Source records
*** Block opens ***

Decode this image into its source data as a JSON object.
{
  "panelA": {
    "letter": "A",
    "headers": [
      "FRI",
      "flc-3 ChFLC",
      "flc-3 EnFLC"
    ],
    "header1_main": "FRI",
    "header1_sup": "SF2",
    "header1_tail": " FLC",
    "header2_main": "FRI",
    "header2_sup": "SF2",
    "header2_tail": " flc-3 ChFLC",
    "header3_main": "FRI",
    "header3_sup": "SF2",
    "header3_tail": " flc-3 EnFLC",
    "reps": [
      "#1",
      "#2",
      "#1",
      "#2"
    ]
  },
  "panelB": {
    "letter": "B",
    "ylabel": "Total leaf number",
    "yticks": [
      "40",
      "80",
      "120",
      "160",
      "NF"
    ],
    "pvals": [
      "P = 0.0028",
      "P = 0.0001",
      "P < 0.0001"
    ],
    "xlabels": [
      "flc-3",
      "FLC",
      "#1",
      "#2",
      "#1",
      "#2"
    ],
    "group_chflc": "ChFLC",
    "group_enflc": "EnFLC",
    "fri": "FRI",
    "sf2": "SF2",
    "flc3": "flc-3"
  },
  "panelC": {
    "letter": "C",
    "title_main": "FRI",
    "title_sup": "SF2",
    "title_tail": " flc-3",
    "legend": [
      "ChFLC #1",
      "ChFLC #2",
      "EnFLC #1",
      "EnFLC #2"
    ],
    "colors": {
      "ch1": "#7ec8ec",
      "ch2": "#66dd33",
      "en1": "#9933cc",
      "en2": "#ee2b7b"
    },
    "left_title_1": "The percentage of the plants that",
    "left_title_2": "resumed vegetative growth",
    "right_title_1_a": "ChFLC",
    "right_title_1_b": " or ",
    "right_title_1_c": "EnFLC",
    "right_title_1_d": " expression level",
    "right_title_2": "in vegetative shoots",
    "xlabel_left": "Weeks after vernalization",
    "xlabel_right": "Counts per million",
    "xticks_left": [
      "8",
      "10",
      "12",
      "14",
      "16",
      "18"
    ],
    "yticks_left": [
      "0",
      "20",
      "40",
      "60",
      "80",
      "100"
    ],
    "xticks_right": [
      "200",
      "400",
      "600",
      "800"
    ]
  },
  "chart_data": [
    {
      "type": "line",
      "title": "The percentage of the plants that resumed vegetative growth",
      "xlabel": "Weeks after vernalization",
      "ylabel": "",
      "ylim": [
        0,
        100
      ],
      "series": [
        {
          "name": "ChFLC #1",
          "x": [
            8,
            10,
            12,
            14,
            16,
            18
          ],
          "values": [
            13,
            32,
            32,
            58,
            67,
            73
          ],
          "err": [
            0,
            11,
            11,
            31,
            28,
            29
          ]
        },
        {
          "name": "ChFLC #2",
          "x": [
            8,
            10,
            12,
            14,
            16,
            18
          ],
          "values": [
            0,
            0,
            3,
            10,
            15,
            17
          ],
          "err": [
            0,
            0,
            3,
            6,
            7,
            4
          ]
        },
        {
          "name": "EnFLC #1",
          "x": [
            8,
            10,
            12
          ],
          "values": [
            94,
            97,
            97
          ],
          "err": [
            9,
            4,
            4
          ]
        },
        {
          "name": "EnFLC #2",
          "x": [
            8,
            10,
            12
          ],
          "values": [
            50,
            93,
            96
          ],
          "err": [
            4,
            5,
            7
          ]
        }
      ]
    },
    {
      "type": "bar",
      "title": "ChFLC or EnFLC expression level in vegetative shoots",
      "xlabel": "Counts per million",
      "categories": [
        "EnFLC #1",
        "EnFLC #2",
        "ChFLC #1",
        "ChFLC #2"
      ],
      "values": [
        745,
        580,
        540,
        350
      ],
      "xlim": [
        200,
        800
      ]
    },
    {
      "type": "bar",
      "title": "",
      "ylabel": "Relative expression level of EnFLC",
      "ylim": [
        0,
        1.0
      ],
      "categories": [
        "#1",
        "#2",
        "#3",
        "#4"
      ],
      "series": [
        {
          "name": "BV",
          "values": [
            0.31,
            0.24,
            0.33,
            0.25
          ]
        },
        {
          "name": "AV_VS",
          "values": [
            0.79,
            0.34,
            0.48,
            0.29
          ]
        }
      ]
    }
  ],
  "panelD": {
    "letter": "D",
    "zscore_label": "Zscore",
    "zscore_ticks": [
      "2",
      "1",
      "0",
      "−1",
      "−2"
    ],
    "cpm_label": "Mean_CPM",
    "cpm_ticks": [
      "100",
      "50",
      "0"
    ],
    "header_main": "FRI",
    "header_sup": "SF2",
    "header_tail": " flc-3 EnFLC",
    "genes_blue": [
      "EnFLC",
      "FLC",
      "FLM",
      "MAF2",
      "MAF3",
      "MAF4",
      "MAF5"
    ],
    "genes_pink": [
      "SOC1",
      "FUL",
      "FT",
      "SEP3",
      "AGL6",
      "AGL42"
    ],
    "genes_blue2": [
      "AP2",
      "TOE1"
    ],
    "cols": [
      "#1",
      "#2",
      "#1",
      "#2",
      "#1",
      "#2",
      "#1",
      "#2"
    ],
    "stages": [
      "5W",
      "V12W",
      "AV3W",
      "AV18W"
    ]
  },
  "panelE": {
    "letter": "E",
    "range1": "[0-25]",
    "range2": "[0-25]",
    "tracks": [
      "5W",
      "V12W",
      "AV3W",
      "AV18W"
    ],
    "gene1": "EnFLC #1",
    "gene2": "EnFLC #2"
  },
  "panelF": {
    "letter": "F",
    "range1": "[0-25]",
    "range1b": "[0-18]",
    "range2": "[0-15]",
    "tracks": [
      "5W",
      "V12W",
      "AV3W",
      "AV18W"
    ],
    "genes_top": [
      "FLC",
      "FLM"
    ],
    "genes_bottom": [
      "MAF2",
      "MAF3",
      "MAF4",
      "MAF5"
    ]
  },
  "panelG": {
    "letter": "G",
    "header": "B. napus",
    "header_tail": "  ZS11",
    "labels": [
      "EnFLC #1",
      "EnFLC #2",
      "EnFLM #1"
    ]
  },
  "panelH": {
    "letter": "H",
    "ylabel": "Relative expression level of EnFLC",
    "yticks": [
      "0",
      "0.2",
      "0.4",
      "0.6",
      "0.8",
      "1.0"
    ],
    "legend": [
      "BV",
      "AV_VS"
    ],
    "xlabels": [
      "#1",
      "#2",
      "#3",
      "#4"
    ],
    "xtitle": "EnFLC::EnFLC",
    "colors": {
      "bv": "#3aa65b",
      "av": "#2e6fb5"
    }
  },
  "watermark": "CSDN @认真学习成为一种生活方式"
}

*** Block closes ***

**Requirement:**
Retyping the data above exactly and in full is the task.

**Solution for this exercise:**
Decode this image into its source data as a JSON object.
{
  "panelA": {
    "letter": "A",
    "headers": [
      "FRI",
      "flc-3 ChFLC",
      "flc-3 EnFLC"
    ],
    "header1_main": "FRI",
    "header1_sup": "SF2",
    "header1_tail": " FLC",
    "header2_main": "FRI",
    "header2_sup": "SF2",
    "header2_tail": " flc-3 ChFLC",
    "header3_main": "FRI",
    "header3_sup": "SF2",
    "header3_tail": " flc-3 EnFLC",
    "reps": [
      "#1",
      "#2",
      "#1",
      "#2"
    ]
  },
  "panelB": {
    "letter": "B",
    "ylabel": "Total leaf number",
    "yticks": [
      "40",
      "80",
      "120",
      "160",
      "NF"
    ],
    "pvals": [
      "P = 0.0028",
      "P = 0.0001",
      "P < 0.0001"
    ],
    "xlabels": [
      "flc-3",
      "FLC",
      "#1",
      "#2",
      "#1",
      "#2"
    ],
    "group_chflc": "ChFLC",
    "group_enflc": "EnFLC",
    "fri": "FRI",
    "sf2": "SF2",
    "flc3": "flc-3"
  },
  "panelC": {
    "letter": "C",
    "title_main": "FRI",
    "title_sup": "SF2",
    "title_tail": " flc-3",
    "legend": [
      "ChFLC #1",
      "ChFLC #2",
      "EnFLC #1",
      "EnFLC #2"
    ],
    "colors": {
      "ch1": "#7ec8ec",
      "ch2": "#66dd33",
      "en1": "#9933cc",
      "en2": "#ee2b7b"
    },
    "left_title_1": "The percentage of the plants that",
    "left_title_2": "resumed vegetative growth",
    "right_title_1_a": "ChFLC",
    "right_title_1_b": " or ",
    "right_title_1_c": "EnFLC",
    "right_title_1_d": " expression level",
    "right_title_2": "in vegetative shoots",
    "xlabel_left": "Weeks after vernalization",
    "xlabel_right": "Counts per million",
    "xticks_left": [
      "8",
      "10",
      "12",
      "14",
      "16",
      "18"
    ],
    "yticks_left": [
      "0",
      "20",
      "40",
      "60",
      "80",
      "100"
    ],
    "xticks_right": [
      "200",
      "400",
      "600",
      "800"
    ]
  },
  "chart_data": [
    {
      "type": "line",
      "title": "The percentage of the plants that resumed vegetative growth",
      "xlabel": "Weeks after vernalization",
      "ylabel": "",
      "ylim": [
        0,
        100
      ],
      "series": [
        {
          "name": "ChFLC #1",
          "x": [
            8,
            10,
            12,
            14,
            16,
            18
          ],
          "values": [
            13,
            32,
            32,
            58,
            67,
            73
          ],
          "err": [
            0,
            11,
            11,
            31,
            28,
            29
          ]
        },
        {
          "name": "ChFLC #2",
          "x": [
            8,
            10,
            12,
            14,
            16,
            18
          ],
          "values": [
            0,
            0,
            3,
            10,
            15,
            17
          ],
          "err": [
            0,
            0,
            3,
            6,
            7,
            4
          ]
        },
        {
          "name": "EnFLC #1",
          "x": [
            8,
            10,
            12
          ],
          "values": [
            94,
            97,
            97
          ],
          "err": [
            9,
            4,
            4
          ]
        },
        {
          "name": "EnFLC #2",
          "x": [
            8,
            10,
            12
          ],
          "values": [
            50,
            93,
            96
          ],
          "err": [
            4,
            5,
            7
          ]
        }
      ]
    },
    {
      "type": "bar",
      "title": "ChFLC or EnFLC expression level in vegetative shoots",
      "xlabel": "Counts per million",
      "categories": [
        "EnFLC #1",
        "EnFLC #2",
        "ChFLC #1",
        "ChFLC #2"
      ],
      "values": [
        745,
        580,
        540,
        350
      ],
      "xlim": [
        200,
        800
      ]
    },
    {
      "type": "bar",
      "title": "",
      "ylabel": "Relative expression level of EnFLC",
      "ylim": [
        0,
        1.0
      ],
      "categories": [
        "#1",
        "#2",
        "#3",
        "#4"
      ],
      "series": [
        {
          "name": "BV",
          "values": [
            0.31,
            0.24,
            0.33,
            0.25
          ]
        },
        {
          "name": "AV_VS",
          "values": [
            0.79,
            0.34,
            0.48,
            0.29
          ]
        }
      ]
    }
  ],
  "panelD": {
    "letter": "D",
    "zscore_label": "Zscore",
    "zscore_ticks": [
      "2",
      "1",
      "0",
      "−1",
      "−2"
    ],
    "cpm_label": "Mean_CPM",
    "cpm_ticks": [
      "100",
      "50",
      "0"
    ],
    "header_main": "FRI",
    "header_sup": "SF2",
    "header_tail": " flc-3 EnFLC",
    "genes_blue": [
      "EnFLC",
      "FLC",
      "FLM",
      "MAF2",
      "MAF3",
      "MAF4",
      "MAF5"
    ],
    "genes_pink": [
      "SOC1",
      "FUL",
      "FT",
      "SEP3",
      "AGL6",
      "AGL42"
    ],
    "genes_blue2": [
      "AP2",
      "TOE1"
    ],
    "cols": [
      "#1",
      "#2",
      "#1",
      "#2",
      "#1",
      "#2",
      "#1",
      "#2"
    ],
    "stages": [
      "5W",
      "V12W",
      "AV3W",
      "AV18W"
    ]
  },
  "panelE": {
    "letter": "E",
    "range1": "[0-25]",
    "range2": "[0-25]",
    "tracks": [
      "5W",
      "V12W",
      "AV3W",
      "AV18W"
    ],
    "gene1": "EnFLC #1",
    "gene2": "EnFLC #2"
  },
  "panelF": {
    "letter": "F",
    "range1": "[0-25]",
    "range1b": "[0-18]",
    "range2": "[0-15]",
    "tracks": [
      "5W",
      "V12W",
      "AV3W",
      "AV18W"
    ],
    "genes_top": [
      "FLC",
      "FLM"
    ],
    "genes_bottom": [
      "MAF2",
      "MAF3",
      "MAF4",
      "MAF5"
    ]
  },
  "panelG": {
    "letter": "G",
    "header": "B. napus",
    "header_tail": "  ZS11",
    "labels": [
      "EnFLC #1",
      "EnFLC #2",
      "EnFLM #1"
    ]
  },
  "panelH": {
    "letter": "H",
    "ylabel": "Relative expression level of EnFLC",
    "yticks": [
      "0",
      "0.2",
      "0.4",
      "0.6",
      "0.8",
      "1.0"
    ],
    "legend": [
      "BV",
      "AV_VS"
    ],
    "xlabels": [
      "#1",
      "#2",
      "#3",
      "#4"
    ],
    "xtitle": "EnFLC::EnFLC",
    "colors": {
      "bv": "#3aa65b",
      "av": "#2e6fb5"
    }
  },
  "watermark": "CSDN @认真学习成为一种生活方式"
}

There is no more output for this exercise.